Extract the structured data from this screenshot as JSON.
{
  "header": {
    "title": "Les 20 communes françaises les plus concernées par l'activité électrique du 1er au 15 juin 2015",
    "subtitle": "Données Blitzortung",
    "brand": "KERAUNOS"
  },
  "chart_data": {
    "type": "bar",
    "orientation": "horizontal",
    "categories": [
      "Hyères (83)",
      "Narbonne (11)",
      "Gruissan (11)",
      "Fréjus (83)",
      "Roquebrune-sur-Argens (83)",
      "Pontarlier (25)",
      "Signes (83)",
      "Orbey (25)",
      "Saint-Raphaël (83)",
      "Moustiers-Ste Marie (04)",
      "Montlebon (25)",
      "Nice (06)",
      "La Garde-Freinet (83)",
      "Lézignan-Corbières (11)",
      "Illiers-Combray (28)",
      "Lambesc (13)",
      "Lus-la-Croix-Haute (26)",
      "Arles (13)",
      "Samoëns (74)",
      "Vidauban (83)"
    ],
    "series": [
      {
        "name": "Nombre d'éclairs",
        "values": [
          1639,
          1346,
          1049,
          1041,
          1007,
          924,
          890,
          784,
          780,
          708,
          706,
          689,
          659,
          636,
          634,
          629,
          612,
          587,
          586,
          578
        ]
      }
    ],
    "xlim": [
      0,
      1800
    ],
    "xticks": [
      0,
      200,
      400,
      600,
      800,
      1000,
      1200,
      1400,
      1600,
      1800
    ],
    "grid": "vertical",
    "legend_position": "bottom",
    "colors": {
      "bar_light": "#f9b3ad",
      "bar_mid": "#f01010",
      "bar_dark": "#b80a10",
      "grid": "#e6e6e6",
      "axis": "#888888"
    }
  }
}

──────────────────────────────

Exercise instructions: Retype the material in full. Each word must match.

Correct answer:
Extract the structured data from this screenshot as JSON.
{
  "header": {
    "title": "Les 20 communes françaises les plus concernées par l'activité électrique du 1er au 15 juin 2015",
    "subtitle": "Données Blitzortung",
    "brand": "KERAUNOS"
  },
  "chart_data": {
    "type": "bar",
    "orientation": "horizontal",
    "categories": [
      "Hyères (83)",
      "Narbonne (11)",
      "Gruissan (11)",
      "Fréjus (83)",
      "Roquebrune-sur-Argens (83)",
      "Pontarlier (25)",
      "Signes (83)",
      "Orbey (25)",
      "Saint-Raphaël (83)",
      "Moustiers-Ste Marie (04)",
      "Montlebon (25)",
      "Nice (06)",
      "La Garde-Freinet (83)",
      "Lézignan-Corbières (11)",
      "Illiers-Combray (28)",
      "Lambesc (13)",
      "Lus-la-Croix-Haute (26)",
      "Arles (13)",
      "Samoëns (74)",
      "Vidauban (83)"
    ],
    "series": [
      {
        "name": "Nombre d'éclairs",
        "values": [
          1639,
          1346,
          1049,
          1041,
          1007,
          924,
          890,
          784,
          780,
          708,
          706,
          689,
          659,
          636,
          634,
          629,
          612,
          587,
          586,
          578
        ]
      }
    ],
    "xlim": [
      0,
      1800
    ],
    "xticks": [
      0,
      200,
      400,
      600,
      800,
      1000,
      1200,
      1400,
      1600,
      1800
    ],
    "grid": "vertical",
    "legend_position": "bottom",
    "colors": {
      "bar_light": "#f9b3ad",
      "bar_mid": "#f01010",
      "bar_dark": "#b80a10",
      "grid": "#e6e6e6",
      "axis": "#888888"
    }
  }
}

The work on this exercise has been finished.